What you are asked to do:
Here are some records; return them all exactly.

Stored records:
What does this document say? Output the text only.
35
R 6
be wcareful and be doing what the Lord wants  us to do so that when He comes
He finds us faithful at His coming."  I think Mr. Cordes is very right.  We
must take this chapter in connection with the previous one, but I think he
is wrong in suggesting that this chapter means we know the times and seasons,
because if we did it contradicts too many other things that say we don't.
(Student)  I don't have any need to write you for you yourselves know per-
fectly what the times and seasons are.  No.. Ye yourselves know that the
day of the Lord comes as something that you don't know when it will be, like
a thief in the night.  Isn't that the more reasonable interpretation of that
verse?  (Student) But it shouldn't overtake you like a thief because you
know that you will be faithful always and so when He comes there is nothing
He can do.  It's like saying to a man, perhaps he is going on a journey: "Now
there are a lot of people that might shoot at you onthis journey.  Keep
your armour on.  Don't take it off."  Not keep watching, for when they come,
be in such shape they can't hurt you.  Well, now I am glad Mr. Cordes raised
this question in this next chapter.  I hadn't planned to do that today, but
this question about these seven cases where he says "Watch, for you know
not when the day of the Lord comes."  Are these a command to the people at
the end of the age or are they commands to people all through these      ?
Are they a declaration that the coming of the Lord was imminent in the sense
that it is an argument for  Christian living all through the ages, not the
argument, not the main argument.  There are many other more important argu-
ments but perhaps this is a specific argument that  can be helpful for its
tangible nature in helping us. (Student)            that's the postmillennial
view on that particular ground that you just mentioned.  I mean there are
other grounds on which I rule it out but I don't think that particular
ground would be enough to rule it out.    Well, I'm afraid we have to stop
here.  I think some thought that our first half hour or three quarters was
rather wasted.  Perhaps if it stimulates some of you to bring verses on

Expected answer:
What does this document say? Output the text only.
35
R 6
be wcareful and be doing what the Lord wants  us to do so that when He comes
He finds us faithful at His coming."  I think Mr. Cordes is very right.  We
must take this chapter in connection with the previous one, but I think he
is wrong in suggesting that this chapter means we know the times and seasons,
because if we did it contradicts too many other things that say we don't.
(Student)  I don't have any need to write you for you yourselves know per-
fectly what the times and seasons are.  No.. Ye yourselves know that the
day of the Lord comes as something that you don't know when it will be, like
a thief in the night.  Isn't that the more reasonable interpretation of that
verse?  (Student) But it shouldn't overtake you like a thief because you
know that you will be faithful always and so when He comes there is nothing
He can do.  It's like saying to a man, perhaps he is going on a journey: "Now
there are a lot of people that might shoot at you onthis journey.  Keep
your armour on.  Don't take it off."  Not keep watching, for when they come,
be in such shape they can't hurt you.  Well, now I am glad Mr. Cordes raised
this question in this next chapter.  I hadn't planned to do that today, but
this question about these seven cases where he says "Watch, for you know
not when the day of the Lord comes."  Are these a command to the people at
the end of the age or are they commands to people all through these      ?
Are they a declaration that the coming of the Lord was imminent in the sense
that it is an argument for  Christian living all through the ages, not the
argument, not the main argument.  There are many other more important argu-
ments but perhaps this is a specific argument that  can be helpful for its
tangible nature in helping us. (Student)            that's the postmillennial
view on that particular ground that you just mentioned.  I mean there are
other grounds on which I rule it out but I don't think that particular
ground would be enough to rule it out.    Well, I'm afraid we have to stop
here.  I think some thought that our first half hour or three quarters was
rather wasted.  Perhaps if it stimulates some of you to bring verses on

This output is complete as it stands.